#### [WRITTEN PROBLEM]
Restate the entries below verbatim.

[Stored records]
——————————

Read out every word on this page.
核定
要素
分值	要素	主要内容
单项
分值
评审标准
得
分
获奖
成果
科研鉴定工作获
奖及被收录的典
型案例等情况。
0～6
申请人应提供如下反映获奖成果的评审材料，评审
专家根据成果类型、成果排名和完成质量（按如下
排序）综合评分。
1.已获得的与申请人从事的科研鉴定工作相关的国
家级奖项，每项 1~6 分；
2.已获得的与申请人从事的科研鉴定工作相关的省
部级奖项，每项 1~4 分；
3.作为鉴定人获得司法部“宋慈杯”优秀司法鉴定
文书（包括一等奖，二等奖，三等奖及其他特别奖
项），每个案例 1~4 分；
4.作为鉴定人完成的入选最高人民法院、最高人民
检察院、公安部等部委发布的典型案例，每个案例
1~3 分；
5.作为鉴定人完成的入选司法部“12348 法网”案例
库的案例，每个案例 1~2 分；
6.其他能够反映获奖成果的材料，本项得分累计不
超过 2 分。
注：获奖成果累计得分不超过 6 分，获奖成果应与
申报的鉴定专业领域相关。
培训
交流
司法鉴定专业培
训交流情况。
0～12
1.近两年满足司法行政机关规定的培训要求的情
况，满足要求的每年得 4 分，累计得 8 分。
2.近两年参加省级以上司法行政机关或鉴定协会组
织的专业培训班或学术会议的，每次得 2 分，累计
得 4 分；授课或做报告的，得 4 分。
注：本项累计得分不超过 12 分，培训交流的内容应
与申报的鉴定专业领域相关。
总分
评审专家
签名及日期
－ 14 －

——————————

#### [ANSWER FOR THIS EXERCISE]
Read out every word on this page.
核定
要素
分值	要素	主要内容
单项
分值
评审标准
得
分
获奖
成果
科研鉴定工作获
奖及被收录的典
型案例等情况。
0～6
申请人应提供如下反映获奖成果的评审材料，评审
专家根据成果类型、成果排名和完成质量（按如下
排序）综合评分。
1.已获得的与申请人从事的科研鉴定工作相关的国
家级奖项，每项 1~6 分；
2.已获得的与申请人从事的科研鉴定工作相关的省
部级奖项，每项 1~4 分；
3.作为鉴定人获得司法部“宋慈杯”优秀司法鉴定
文书（包括一等奖，二等奖，三等奖及其他特别奖
项），每个案例 1~4 分；
4.作为鉴定人完成的入选最高人民法院、最高人民
检察院、公安部等部委发布的典型案例，每个案例
1~3 分；
5.作为鉴定人完成的入选司法部“12348 法网”案例
库的案例，每个案例 1~2 分；
6.其他能够反映获奖成果的材料，本项得分累计不
超过 2 分。
注：获奖成果累计得分不超过 6 分，获奖成果应与
申报的鉴定专业领域相关。
培训
交流
司法鉴定专业培
训交流情况。
0～12
1.近两年满足司法行政机关规定的培训要求的情
况，满足要求的每年得 4 分，累计得 8 分。
2.近两年参加省级以上司法行政机关或鉴定协会组
织的专业培训班或学术会议的，每次得 2 分，累计
得 4 分；授课或做报告的，得 4 分。
注：本项累计得分不超过 12 分，培训交流的内容应
与申报的鉴定专业领域相关。
总分
评审专家
签名及日期
－ 14 －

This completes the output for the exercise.